STORED DATA

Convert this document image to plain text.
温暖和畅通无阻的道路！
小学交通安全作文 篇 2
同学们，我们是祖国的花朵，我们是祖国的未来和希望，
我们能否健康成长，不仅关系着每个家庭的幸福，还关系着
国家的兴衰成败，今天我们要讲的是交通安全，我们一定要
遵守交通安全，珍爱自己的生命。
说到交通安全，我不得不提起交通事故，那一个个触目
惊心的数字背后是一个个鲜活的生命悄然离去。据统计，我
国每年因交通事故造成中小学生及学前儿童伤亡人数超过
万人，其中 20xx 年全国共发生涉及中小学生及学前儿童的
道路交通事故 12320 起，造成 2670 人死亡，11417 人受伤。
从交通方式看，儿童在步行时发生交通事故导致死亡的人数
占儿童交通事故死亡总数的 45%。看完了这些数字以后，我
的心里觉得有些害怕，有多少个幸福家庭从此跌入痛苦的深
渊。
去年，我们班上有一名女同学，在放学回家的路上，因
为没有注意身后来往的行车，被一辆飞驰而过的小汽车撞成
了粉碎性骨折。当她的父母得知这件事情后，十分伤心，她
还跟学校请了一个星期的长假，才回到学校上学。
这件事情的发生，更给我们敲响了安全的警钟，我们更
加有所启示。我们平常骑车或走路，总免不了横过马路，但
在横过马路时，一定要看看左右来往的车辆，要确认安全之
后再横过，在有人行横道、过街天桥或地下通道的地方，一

INSTRUCTION
Set down the listing above in full, please, exactly as it appears.

SOLUTION
Convert this document image to plain text.
温暖和畅通无阻的道路！
小学交通安全作文 篇 2
同学们，我们是祖国的花朵，我们是祖国的未来和希望，
我们能否健康成长，不仅关系着每个家庭的幸福，还关系着
国家的兴衰成败，今天我们要讲的是交通安全，我们一定要
遵守交通安全，珍爱自己的生命。
说到交通安全，我不得不提起交通事故，那一个个触目
惊心的数字背后是一个个鲜活的生命悄然离去。据统计，我
国每年因交通事故造成中小学生及学前儿童伤亡人数超过
万人，其中 20xx 年全国共发生涉及中小学生及学前儿童的
道路交通事故 12320 起，造成 2670 人死亡，11417 人受伤。
从交通方式看，儿童在步行时发生交通事故导致死亡的人数
占儿童交通事故死亡总数的 45%。看完了这些数字以后，我
的心里觉得有些害怕，有多少个幸福家庭从此跌入痛苦的深
渊。
去年，我们班上有一名女同学，在放学回家的路上，因
为没有注意身后来往的行车，被一辆飞驰而过的小汽车撞成
了粉碎性骨折。当她的父母得知这件事情后，十分伤心，她
还跟学校请了一个星期的长假，才回到学校上学。
这件事情的发生，更给我们敲响了安全的警钟，我们更
加有所启示。我们平常骑车或走路，总免不了横过马路，但
在横过马路时，一定要看看左右来往的车辆，要确认安全之
后再横过，在有人行横道、过街天桥或地下通道的地方，一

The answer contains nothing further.